_Task directions:_
Find "Type out the text in this image." in the data below; transcribe the line it appears on and each line after it, exactly, to the end, and nothing else.

_Record set:_
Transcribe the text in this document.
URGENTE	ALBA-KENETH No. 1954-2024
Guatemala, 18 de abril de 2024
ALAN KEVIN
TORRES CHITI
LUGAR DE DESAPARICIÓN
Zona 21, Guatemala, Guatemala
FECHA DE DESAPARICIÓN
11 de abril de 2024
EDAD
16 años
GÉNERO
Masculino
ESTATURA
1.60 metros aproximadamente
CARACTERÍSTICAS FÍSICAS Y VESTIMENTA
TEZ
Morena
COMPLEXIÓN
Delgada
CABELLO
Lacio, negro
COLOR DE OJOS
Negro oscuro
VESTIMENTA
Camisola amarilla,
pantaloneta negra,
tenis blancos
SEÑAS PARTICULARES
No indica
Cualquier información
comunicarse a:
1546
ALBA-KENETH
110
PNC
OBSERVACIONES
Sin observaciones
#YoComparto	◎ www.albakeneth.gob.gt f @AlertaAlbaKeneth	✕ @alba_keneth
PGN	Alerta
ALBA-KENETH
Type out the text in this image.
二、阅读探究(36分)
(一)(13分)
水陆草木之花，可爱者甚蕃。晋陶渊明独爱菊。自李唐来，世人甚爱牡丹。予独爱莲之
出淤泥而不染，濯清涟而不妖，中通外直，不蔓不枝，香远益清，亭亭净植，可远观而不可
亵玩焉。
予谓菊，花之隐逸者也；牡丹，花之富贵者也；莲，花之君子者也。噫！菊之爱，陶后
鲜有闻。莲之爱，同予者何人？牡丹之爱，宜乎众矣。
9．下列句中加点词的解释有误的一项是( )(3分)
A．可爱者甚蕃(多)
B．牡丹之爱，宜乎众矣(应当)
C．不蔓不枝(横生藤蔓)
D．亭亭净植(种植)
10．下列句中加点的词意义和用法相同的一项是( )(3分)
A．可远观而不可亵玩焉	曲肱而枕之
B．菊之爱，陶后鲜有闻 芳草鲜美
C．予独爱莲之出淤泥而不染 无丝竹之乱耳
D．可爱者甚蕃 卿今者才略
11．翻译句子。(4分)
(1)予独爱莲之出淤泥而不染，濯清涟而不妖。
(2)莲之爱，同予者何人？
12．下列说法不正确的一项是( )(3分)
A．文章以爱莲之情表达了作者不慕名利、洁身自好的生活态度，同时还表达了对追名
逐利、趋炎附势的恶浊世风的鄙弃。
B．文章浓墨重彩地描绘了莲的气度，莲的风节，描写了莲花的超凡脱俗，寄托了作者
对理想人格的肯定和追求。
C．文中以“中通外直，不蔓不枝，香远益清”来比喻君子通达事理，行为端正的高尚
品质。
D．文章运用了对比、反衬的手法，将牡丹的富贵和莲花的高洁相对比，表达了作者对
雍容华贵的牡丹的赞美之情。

_Answer to this task:_
Type out the text in this image.
二、阅读探究(36分)
(一)(13分)
水陆草木之花，可爱者甚蕃。晋陶渊明独爱菊。自李唐来，世人甚爱牡丹。予独爱莲之
出淤泥而不染，濯清涟而不妖，中通外直，不蔓不枝，香远益清，亭亭净植，可远观而不可
亵玩焉。
予谓菊，花之隐逸者也；牡丹，花之富贵者也；莲，花之君子者也。噫！菊之爱，陶后
鲜有闻。莲之爱，同予者何人？牡丹之爱，宜乎众矣。
9．下列句中加点词的解释有误的一项是( )(3分)
A．可爱者甚蕃(多)
B．牡丹之爱，宜乎众矣(应当)
C．不蔓不枝(横生藤蔓)
D．亭亭净植(种植)
10．下列句中加点的词意义和用法相同的一项是( )(3分)
A．可远观而不可亵玩焉	曲肱而枕之
B．菊之爱，陶后鲜有闻 芳草鲜美
C．予独爱莲之出淤泥而不染 无丝竹之乱耳
D．可爱者甚蕃 卿今者才略
11．翻译句子。(4分)
(1)予独爱莲之出淤泥而不染，濯清涟而不妖。
(2)莲之爱，同予者何人？
12．下列说法不正确的一项是( )(3分)
A．文章以爱莲之情表达了作者不慕名利、洁身自好的生活态度，同时还表达了对追名
逐利、趋炎附势的恶浊世风的鄙弃。
B．文章浓墨重彩地描绘了莲的气度，莲的风节，描写了莲花的超凡脱俗，寄托了作者
对理想人格的肯定和追求。
C．文中以“中通外直，不蔓不枝，香远益清”来比喻君子通达事理，行为端正的高尚
品质。
D．文章运用了对比、反衬的手法，将牡丹的富贵和莲花的高洁相对比，表达了作者对
雍容华贵的牡丹的赞美之情。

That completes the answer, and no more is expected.